#### [Requirements]
Pull out every line from the listing that has the word "쿠폰받기".
* start Records for processing *
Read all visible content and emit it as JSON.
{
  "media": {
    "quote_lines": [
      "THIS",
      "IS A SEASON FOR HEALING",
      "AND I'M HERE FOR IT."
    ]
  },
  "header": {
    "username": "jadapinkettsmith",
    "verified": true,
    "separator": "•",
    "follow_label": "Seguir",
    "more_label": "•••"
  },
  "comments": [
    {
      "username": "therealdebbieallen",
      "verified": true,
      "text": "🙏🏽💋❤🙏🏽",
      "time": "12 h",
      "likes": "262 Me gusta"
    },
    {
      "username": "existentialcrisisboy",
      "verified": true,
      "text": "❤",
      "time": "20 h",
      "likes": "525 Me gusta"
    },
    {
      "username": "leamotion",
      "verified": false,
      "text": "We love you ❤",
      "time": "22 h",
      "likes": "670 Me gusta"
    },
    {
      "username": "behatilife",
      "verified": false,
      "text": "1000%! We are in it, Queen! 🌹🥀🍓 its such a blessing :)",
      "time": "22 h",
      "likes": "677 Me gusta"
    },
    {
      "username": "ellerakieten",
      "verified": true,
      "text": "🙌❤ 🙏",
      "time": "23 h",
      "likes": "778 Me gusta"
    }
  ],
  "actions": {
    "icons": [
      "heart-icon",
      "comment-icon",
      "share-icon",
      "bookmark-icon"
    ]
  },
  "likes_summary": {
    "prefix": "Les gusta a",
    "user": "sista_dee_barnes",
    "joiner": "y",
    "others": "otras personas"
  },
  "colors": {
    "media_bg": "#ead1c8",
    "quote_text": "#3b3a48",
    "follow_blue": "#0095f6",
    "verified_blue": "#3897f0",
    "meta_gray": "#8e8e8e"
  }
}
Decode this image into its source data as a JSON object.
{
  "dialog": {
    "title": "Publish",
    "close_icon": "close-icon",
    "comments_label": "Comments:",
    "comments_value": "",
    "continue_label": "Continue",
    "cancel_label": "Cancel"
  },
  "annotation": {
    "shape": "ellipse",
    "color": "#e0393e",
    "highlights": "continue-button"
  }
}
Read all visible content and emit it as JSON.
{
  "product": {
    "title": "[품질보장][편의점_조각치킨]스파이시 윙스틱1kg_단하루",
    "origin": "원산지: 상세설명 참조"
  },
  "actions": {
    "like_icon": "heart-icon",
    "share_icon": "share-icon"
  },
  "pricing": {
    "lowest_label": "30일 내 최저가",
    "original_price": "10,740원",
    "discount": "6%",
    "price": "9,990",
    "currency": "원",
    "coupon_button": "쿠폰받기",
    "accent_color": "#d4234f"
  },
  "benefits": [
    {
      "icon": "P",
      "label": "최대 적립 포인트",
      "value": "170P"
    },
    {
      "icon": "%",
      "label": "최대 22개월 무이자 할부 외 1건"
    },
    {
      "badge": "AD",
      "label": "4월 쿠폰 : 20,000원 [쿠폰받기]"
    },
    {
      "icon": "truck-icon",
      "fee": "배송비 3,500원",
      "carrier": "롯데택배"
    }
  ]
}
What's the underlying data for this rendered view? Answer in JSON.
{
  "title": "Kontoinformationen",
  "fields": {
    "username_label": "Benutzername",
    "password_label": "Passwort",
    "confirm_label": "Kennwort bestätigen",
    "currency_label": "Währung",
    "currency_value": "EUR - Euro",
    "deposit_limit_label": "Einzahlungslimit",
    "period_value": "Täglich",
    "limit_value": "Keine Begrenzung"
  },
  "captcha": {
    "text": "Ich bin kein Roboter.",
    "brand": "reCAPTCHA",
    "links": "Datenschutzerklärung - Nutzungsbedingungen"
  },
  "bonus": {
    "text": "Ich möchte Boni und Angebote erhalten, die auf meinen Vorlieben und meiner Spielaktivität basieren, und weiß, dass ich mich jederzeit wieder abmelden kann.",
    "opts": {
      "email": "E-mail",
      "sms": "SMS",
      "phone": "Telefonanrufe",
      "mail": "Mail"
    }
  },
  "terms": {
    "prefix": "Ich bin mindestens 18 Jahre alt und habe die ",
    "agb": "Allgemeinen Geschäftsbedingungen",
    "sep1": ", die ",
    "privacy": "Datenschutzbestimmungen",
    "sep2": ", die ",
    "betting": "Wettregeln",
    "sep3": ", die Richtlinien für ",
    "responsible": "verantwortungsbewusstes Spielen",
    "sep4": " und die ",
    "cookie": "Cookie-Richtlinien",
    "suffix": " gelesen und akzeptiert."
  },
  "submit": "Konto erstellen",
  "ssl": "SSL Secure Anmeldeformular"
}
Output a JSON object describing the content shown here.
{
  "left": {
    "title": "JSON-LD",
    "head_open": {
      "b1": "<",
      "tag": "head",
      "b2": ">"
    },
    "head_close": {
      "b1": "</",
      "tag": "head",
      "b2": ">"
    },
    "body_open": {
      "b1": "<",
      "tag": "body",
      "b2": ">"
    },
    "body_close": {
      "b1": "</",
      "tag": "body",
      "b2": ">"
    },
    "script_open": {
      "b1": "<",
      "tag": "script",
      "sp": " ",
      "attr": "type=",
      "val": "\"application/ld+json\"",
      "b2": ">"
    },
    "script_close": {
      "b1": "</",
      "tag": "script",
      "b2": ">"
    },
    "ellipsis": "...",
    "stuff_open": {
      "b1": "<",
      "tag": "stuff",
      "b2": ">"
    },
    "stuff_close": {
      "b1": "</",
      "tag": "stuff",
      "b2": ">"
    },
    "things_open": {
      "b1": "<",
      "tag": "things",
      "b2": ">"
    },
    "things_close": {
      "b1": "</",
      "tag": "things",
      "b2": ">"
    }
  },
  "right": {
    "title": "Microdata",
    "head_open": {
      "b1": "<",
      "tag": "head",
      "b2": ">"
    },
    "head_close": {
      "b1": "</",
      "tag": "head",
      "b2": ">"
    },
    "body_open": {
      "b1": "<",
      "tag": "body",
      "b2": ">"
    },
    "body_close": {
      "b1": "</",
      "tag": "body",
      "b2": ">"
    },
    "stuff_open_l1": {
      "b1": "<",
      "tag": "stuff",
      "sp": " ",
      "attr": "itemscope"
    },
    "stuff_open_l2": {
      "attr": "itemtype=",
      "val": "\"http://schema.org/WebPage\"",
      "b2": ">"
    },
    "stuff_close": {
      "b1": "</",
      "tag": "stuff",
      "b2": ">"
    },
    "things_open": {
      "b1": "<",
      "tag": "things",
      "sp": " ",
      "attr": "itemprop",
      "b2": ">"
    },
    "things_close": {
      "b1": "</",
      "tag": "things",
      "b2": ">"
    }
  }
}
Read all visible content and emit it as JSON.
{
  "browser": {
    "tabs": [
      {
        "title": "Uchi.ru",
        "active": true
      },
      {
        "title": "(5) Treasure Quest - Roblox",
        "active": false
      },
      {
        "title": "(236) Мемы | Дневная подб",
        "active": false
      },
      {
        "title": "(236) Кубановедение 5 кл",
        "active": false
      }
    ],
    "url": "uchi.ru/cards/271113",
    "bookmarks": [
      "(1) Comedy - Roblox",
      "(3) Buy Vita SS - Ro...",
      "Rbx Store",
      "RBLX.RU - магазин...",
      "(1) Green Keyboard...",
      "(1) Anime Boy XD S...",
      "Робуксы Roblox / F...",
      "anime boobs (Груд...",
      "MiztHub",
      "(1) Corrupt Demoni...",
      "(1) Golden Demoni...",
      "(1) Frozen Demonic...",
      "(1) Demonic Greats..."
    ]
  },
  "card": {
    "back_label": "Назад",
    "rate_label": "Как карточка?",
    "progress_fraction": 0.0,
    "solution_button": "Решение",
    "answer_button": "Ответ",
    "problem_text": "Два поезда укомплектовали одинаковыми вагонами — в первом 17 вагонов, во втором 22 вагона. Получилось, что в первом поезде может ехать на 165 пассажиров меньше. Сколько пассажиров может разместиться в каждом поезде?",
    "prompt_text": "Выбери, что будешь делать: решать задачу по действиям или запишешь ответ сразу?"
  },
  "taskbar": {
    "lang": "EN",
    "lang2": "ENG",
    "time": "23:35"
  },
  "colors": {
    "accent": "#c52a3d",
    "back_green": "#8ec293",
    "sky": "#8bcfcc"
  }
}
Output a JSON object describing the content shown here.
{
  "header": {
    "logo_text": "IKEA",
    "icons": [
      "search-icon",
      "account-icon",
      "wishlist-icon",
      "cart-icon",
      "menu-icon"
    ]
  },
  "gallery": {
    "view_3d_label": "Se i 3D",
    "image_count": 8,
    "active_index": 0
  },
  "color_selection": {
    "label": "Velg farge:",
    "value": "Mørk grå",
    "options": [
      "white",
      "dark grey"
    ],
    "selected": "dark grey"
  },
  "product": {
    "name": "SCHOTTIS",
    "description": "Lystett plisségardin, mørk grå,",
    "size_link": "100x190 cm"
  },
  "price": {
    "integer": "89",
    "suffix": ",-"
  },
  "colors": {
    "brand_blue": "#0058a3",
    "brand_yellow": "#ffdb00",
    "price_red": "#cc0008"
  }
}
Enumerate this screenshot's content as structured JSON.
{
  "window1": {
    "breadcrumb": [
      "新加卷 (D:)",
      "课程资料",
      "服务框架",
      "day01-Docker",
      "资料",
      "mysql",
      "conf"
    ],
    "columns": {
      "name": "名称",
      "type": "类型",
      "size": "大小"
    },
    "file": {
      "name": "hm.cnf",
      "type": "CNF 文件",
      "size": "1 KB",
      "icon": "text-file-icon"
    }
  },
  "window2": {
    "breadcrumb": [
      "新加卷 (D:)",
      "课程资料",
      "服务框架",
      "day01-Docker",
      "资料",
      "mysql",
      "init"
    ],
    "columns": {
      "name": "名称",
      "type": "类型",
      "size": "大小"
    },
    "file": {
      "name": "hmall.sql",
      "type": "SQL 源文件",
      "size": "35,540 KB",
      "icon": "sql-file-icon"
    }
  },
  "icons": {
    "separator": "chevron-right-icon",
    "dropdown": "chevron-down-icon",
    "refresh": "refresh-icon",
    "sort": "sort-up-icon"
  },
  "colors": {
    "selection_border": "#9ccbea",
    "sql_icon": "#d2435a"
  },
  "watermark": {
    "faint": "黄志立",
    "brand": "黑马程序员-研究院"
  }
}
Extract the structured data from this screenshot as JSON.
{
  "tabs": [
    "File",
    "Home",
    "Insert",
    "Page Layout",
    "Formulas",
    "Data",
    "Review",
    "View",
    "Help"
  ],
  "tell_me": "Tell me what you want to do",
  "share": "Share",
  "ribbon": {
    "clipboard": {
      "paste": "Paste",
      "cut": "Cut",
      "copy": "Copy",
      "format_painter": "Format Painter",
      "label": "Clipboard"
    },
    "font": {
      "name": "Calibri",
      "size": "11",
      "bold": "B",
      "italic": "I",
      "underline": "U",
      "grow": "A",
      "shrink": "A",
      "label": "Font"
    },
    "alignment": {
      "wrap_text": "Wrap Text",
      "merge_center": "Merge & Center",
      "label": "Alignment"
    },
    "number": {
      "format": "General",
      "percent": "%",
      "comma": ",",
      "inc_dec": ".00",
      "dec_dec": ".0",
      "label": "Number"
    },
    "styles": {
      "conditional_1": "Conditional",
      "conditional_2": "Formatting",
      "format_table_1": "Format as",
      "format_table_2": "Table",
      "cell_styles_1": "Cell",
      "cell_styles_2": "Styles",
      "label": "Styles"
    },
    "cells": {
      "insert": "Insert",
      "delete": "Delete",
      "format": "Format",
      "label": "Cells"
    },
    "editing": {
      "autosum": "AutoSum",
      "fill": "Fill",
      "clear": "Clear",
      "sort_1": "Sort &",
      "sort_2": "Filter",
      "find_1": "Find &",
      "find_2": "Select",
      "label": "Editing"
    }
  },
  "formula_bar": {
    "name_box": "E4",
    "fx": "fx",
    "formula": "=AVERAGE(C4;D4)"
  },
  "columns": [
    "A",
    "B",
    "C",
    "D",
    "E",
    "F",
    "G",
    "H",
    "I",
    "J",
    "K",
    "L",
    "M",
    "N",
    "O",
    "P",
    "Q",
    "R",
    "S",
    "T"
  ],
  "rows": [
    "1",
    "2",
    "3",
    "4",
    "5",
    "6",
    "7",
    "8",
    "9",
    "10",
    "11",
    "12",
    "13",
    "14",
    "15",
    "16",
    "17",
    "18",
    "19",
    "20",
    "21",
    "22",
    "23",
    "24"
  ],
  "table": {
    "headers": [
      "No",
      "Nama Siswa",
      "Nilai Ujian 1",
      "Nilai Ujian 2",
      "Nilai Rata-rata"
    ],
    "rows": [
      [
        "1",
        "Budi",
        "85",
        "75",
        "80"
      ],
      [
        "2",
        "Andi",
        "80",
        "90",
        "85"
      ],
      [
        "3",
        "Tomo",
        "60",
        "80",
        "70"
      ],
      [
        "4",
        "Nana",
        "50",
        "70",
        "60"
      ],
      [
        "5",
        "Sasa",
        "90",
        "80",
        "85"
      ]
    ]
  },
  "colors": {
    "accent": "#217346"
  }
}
* end Records for processing *
#### [Correct result]
    "coupon_button": "쿠폰받기",
      "label": "4월 쿠폰 : 20,000원 [쿠폰받기]"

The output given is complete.